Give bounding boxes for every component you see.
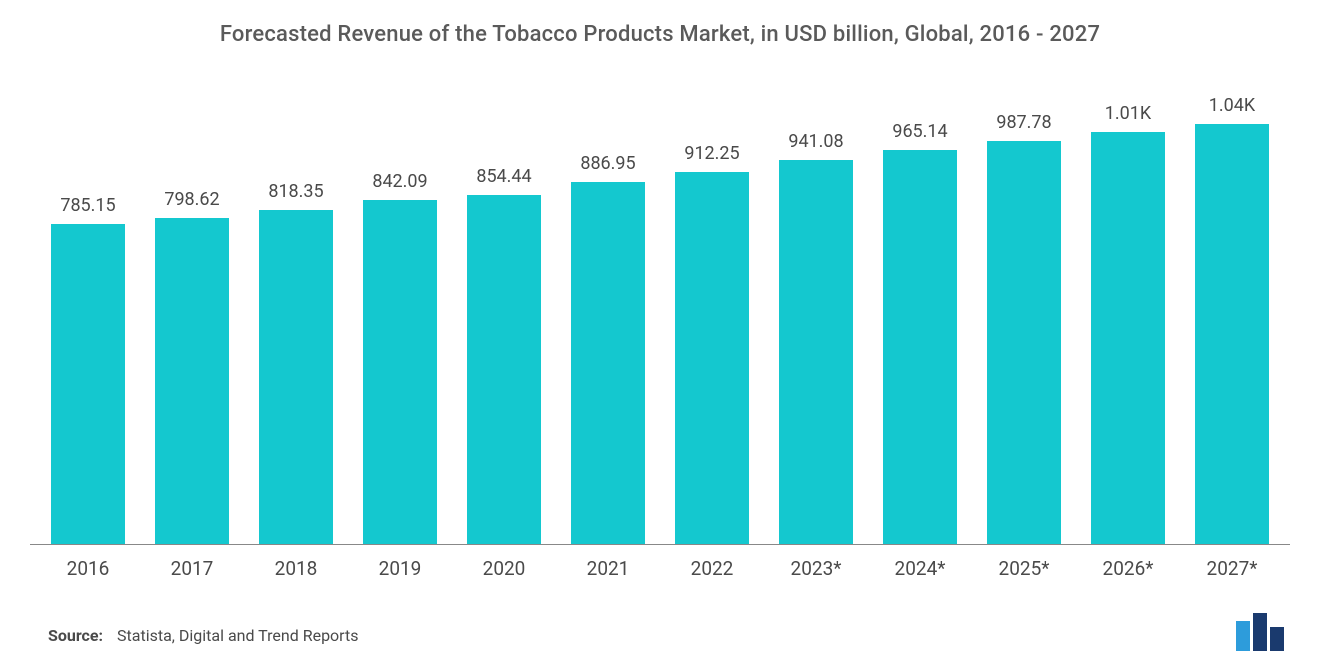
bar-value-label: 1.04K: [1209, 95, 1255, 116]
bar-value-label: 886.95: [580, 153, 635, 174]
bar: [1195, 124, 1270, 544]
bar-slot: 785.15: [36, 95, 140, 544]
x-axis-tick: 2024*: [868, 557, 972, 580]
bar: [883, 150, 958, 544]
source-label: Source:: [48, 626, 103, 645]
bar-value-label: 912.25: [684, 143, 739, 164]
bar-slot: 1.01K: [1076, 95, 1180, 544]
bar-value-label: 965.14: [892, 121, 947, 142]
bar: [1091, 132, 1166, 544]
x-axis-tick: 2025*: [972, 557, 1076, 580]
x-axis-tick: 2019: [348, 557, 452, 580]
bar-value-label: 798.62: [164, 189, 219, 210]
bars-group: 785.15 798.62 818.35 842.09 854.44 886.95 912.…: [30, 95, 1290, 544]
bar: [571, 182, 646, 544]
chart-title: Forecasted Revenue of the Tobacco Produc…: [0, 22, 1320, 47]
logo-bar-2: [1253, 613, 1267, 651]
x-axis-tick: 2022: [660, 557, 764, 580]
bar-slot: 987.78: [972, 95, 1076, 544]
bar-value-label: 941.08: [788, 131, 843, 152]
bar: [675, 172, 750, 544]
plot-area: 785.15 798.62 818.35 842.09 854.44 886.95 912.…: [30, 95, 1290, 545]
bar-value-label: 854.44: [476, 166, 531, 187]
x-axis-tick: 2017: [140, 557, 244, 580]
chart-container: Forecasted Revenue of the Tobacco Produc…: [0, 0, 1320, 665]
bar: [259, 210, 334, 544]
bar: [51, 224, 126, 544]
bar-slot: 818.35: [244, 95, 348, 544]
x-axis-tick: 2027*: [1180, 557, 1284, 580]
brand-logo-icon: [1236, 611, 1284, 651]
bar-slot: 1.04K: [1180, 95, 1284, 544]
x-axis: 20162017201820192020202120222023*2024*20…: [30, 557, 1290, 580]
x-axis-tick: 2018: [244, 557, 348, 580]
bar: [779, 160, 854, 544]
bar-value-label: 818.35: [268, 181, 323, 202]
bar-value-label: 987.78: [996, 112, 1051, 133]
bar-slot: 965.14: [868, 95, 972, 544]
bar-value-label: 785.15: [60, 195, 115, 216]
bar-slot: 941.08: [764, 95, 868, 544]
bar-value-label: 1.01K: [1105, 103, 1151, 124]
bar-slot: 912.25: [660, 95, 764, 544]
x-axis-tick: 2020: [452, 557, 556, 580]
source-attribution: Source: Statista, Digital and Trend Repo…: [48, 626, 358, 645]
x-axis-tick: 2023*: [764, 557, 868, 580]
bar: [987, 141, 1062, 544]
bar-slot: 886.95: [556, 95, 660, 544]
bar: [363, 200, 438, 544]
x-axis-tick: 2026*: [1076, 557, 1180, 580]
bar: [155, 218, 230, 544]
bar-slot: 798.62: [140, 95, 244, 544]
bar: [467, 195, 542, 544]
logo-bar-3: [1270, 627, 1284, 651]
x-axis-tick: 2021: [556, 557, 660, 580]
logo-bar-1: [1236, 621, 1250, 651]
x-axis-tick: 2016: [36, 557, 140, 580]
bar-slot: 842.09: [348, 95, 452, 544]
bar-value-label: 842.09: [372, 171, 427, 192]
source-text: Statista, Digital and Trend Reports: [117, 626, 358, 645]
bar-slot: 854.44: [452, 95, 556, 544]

——————————

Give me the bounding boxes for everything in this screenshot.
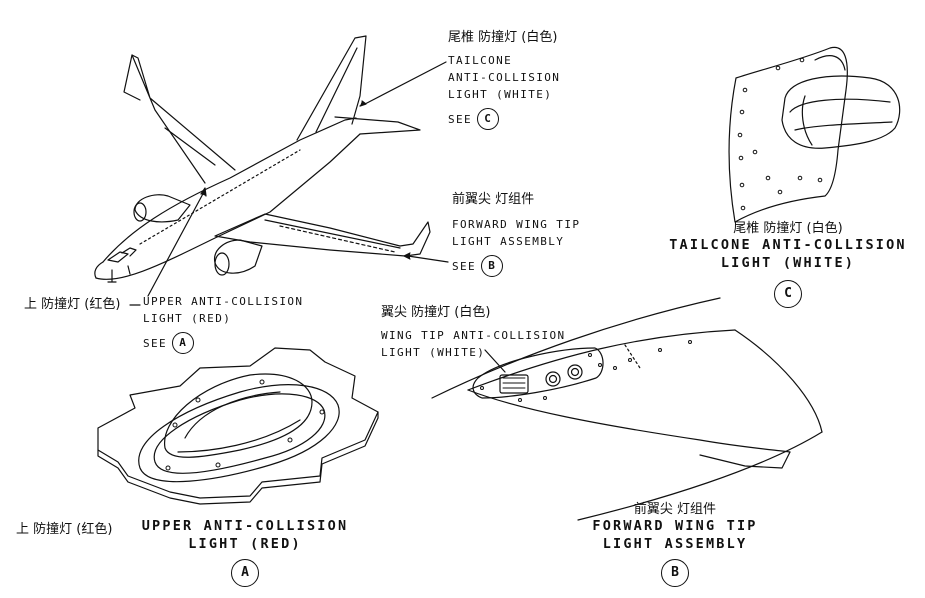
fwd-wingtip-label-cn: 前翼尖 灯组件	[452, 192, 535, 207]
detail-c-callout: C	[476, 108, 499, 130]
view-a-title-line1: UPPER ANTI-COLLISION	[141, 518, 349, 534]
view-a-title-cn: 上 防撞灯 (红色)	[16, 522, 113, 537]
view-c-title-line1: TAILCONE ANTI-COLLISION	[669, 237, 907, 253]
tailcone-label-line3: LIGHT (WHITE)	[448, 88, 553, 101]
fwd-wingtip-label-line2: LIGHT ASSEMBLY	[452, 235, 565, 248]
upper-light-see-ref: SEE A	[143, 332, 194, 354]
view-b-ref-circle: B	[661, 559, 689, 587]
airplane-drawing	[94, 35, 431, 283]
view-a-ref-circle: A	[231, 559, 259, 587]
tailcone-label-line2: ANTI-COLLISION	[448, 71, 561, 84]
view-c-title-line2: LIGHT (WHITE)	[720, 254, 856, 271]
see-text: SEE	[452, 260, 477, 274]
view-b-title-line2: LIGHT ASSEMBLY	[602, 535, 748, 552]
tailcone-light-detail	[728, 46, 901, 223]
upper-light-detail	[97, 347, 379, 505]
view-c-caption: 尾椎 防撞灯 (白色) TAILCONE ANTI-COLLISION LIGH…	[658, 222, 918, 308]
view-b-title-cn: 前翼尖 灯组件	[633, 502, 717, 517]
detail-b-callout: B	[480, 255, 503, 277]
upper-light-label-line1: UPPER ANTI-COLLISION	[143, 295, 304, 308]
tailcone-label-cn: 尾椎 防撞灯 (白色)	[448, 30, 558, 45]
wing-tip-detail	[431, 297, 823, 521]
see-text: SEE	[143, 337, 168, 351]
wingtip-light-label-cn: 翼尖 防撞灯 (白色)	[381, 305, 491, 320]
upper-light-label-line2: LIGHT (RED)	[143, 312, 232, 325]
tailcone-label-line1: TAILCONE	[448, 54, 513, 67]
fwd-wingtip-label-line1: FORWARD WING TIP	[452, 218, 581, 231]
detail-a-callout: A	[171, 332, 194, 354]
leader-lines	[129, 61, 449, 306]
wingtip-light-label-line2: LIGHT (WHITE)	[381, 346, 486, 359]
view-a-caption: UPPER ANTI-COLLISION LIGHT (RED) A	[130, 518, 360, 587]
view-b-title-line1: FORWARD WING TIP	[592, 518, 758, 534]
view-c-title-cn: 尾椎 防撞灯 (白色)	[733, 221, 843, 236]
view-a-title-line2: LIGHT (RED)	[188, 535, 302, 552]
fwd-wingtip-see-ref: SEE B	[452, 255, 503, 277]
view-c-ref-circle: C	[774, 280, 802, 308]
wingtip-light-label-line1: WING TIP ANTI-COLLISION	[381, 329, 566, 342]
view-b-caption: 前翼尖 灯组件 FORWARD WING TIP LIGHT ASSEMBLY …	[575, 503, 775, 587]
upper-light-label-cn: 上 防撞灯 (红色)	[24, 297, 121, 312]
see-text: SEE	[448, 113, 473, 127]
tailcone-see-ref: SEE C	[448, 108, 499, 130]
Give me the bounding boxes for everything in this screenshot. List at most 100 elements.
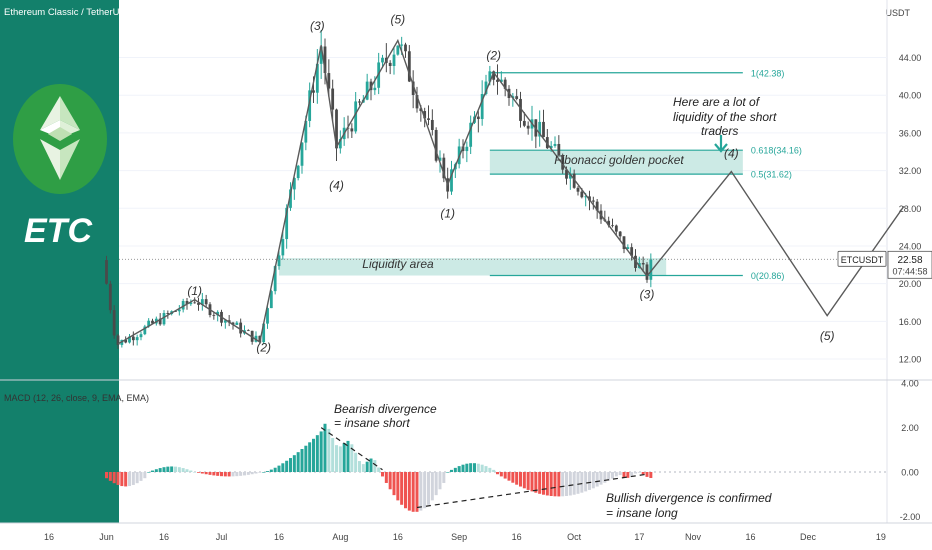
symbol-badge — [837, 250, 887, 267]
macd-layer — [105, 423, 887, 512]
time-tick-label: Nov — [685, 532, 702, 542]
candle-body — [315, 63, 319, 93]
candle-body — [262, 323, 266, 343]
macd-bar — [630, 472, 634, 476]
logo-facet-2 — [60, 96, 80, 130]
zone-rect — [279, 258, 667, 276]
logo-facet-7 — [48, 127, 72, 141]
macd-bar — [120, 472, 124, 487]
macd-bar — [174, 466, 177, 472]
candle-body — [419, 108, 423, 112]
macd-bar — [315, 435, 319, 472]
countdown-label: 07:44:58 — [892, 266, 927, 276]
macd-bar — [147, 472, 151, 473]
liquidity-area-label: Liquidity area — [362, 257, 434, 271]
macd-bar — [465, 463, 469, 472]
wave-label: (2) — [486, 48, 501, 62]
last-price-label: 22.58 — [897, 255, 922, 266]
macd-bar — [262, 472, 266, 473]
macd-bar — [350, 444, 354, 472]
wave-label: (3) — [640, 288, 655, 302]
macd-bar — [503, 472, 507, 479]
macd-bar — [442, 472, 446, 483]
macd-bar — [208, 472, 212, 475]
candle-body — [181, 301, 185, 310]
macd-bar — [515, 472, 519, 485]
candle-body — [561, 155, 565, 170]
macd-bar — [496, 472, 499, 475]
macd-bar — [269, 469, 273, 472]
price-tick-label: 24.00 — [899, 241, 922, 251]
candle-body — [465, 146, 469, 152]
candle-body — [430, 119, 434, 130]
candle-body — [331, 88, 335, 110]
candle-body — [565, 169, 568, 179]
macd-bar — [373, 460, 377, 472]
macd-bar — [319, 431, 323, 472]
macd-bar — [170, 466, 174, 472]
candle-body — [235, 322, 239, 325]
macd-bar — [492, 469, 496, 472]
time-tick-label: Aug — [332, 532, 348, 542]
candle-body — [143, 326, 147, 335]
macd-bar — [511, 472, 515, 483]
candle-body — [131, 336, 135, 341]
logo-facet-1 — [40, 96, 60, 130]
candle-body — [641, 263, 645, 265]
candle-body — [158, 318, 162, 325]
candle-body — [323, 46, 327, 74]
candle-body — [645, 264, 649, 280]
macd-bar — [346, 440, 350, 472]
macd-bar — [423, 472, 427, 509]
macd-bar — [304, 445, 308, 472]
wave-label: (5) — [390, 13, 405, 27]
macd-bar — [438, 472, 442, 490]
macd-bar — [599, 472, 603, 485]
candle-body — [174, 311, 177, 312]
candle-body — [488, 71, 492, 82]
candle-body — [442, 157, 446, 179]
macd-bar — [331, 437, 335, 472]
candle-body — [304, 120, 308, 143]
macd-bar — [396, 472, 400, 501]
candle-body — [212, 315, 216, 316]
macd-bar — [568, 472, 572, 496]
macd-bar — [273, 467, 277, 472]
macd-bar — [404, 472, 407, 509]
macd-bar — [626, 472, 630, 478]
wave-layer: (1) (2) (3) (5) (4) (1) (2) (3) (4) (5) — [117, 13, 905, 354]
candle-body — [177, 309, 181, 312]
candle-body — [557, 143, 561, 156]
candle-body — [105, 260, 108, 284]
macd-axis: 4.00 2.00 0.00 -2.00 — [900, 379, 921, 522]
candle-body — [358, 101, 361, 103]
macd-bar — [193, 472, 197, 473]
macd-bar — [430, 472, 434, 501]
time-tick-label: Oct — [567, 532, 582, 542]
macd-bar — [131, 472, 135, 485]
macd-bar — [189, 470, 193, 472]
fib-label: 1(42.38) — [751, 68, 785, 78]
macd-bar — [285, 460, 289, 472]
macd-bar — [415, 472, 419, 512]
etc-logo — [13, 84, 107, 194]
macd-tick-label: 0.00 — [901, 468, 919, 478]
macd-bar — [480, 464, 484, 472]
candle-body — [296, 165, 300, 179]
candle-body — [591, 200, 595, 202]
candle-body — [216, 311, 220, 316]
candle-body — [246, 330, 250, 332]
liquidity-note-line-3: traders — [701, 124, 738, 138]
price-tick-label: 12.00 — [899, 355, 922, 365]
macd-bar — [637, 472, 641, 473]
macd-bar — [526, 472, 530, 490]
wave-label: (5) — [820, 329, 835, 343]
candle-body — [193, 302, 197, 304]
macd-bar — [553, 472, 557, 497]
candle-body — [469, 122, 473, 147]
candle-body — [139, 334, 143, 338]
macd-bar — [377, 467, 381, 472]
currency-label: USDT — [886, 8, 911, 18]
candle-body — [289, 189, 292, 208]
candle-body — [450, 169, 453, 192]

——————————

### TASK GOAL
Copy the data above verbatim, beginning at the line that contains "192, 535, 207]" and stopping after the line that contains "view-a-caption: UPPER ANTI-COLLISION".

### EXERCISE RESPONSE
fwd-wingtip-label-cn: 前翼尖 灯组件	[452, 192, 535, 207]
detail-c-callout: C	[476, 108, 499, 130]
view-a-title-line1: UPPER ANTI-COLLISION	[141, 518, 349, 534]
view-a-title-cn: 上 防撞灯 (红色)	[16, 522, 113, 537]
view-c-title-line1: TAILCONE ANTI-COLLISION	[669, 237, 907, 253]
tailcone-label-line3: LIGHT (WHITE)	[448, 88, 553, 101]
fwd-wingtip-label-line2: LIGHT ASSEMBLY	[452, 235, 565, 248]
upper-light-see-ref: SEE A	[143, 332, 194, 354]
view-b-ref-circle: B	[661, 559, 689, 587]
airplane-drawing	[94, 35, 431, 283]
view-a-ref-circle: A	[231, 559, 259, 587]
tailcone-label-line2: ANTI-COLLISION	[448, 71, 561, 84]
view-c-title-line2: LIGHT (WHITE)	[720, 254, 856, 271]
see-text: SEE	[452, 260, 477, 274]
view-b-title-line2: LIGHT ASSEMBLY	[602, 535, 748, 552]
tailcone-light-detail	[728, 46, 901, 223]
upper-light-detail	[97, 347, 379, 505]
view-c-caption: 尾椎 防撞灯 (白色) TAILCONE ANTI-COLLISION LIGH…	[658, 222, 918, 308]
view-b-title-cn: 前翼尖 灯组件	[633, 502, 717, 517]
detail-b-callout: B	[480, 255, 503, 277]
upper-light-label-line1: UPPER ANTI-COLLISION	[143, 295, 304, 308]
tailcone-label-cn: 尾椎 防撞灯 (白色)	[448, 30, 558, 45]
wing-tip-detail	[431, 297, 823, 521]
see-text: SEE	[143, 337, 168, 351]
wingtip-light-label-cn: 翼尖 防撞灯 (白色)	[381, 305, 491, 320]
upper-light-label-line2: LIGHT (RED)	[143, 312, 232, 325]
tailcone-label-line1: TAILCONE	[448, 54, 513, 67]
fwd-wingtip-label-line1: FORWARD WING TIP	[452, 218, 581, 231]
detail-a-callout: A	[171, 332, 194, 354]
leader-lines	[129, 61, 449, 306]
wingtip-light-label-line2: LIGHT (WHITE)	[381, 346, 486, 359]
view-a-caption: UPPER ANTI-COLLISION LIGHT (RED) A	[130, 518, 360, 587]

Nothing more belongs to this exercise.